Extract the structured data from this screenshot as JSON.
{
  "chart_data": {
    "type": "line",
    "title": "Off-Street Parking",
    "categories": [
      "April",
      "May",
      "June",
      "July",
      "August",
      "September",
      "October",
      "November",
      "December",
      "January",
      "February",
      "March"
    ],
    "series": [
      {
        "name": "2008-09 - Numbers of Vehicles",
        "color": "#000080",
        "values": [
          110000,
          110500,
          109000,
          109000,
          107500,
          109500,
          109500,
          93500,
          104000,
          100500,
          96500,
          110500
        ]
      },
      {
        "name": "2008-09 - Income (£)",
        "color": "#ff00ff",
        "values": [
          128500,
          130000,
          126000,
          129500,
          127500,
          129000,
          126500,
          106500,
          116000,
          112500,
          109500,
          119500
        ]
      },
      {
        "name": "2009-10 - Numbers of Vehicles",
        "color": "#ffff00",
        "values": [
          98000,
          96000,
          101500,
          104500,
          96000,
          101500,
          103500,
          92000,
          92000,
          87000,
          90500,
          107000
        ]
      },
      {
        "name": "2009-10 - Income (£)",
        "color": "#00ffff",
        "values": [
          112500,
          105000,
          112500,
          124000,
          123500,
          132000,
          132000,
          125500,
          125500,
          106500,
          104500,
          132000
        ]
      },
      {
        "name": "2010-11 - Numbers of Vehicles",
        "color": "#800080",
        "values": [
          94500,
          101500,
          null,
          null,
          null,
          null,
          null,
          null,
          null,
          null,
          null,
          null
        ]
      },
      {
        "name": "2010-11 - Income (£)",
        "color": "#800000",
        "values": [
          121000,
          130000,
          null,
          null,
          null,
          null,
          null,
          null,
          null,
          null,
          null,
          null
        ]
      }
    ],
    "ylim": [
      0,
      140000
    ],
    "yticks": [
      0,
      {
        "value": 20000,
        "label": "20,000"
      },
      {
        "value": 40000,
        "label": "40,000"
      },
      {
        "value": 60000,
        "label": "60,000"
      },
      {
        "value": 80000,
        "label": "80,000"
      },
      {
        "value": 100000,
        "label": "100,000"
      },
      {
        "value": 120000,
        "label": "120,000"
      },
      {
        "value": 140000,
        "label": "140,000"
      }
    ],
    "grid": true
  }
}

════

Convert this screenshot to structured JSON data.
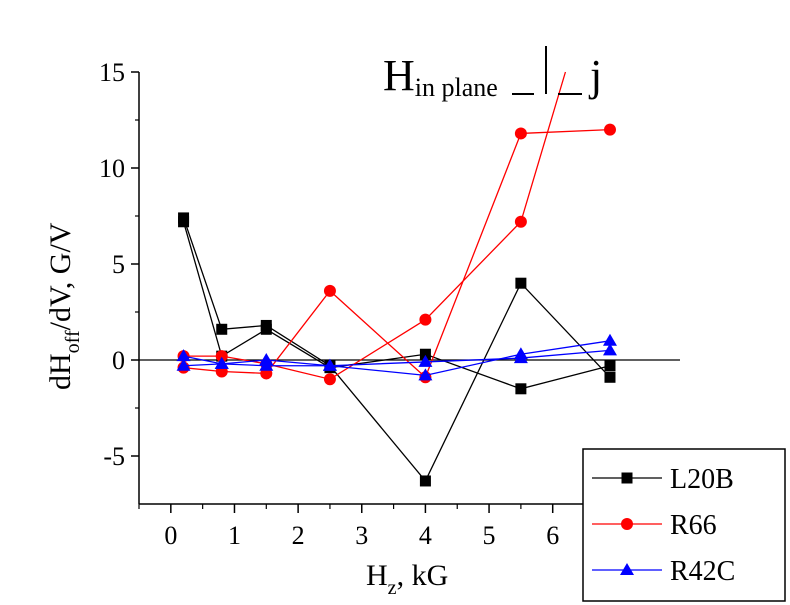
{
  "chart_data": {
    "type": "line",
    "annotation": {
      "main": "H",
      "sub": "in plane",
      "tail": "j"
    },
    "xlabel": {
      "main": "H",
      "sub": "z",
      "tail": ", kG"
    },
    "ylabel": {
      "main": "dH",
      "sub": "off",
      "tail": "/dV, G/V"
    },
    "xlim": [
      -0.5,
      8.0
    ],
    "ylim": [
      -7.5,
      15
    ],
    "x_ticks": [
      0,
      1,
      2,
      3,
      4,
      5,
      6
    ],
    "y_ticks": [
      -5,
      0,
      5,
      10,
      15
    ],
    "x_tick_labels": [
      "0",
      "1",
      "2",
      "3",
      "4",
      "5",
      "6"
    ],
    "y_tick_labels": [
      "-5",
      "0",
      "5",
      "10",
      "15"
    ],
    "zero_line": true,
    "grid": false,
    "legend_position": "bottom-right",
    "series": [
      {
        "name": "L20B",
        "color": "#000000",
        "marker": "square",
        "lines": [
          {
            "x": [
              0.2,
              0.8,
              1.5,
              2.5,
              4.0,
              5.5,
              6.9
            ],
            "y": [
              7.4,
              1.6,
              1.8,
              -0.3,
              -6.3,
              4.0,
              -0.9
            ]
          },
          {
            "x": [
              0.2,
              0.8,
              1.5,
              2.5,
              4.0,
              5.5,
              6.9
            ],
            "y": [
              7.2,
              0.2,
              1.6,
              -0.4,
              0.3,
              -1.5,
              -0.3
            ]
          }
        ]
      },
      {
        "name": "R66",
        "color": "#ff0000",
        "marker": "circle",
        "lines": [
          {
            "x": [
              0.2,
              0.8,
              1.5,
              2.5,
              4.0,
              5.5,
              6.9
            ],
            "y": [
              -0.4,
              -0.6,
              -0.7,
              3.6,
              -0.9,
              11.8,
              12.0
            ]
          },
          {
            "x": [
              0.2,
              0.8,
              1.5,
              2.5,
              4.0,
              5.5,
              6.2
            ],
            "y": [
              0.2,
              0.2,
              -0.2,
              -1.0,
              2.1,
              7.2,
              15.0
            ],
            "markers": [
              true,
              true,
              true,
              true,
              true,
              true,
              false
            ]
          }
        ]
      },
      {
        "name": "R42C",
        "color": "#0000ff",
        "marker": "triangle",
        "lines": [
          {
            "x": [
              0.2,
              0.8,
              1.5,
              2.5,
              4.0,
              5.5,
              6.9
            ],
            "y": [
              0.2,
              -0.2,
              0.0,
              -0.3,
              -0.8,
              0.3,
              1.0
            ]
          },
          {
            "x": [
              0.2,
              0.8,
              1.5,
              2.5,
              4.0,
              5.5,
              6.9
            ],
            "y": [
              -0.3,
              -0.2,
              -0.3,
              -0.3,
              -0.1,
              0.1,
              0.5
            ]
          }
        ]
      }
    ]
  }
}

════

→ Given request: Collect every line from the records above that contains the word "name".

→ Solution for this exercise:
        "name": "2008-09 - Numbers of Vehicles",
        "name": "2008-09 - Income (£)",
        "name": "2009-10 - Numbers of Vehicles",
        "name": "2009-10 - Income (£)",
        "name": "2010-11 - Numbers of Vehicles",
        "name": "2010-11 - Income (£)",
        "name": "L20B",
        "name": "R66",
        "name": "R42C",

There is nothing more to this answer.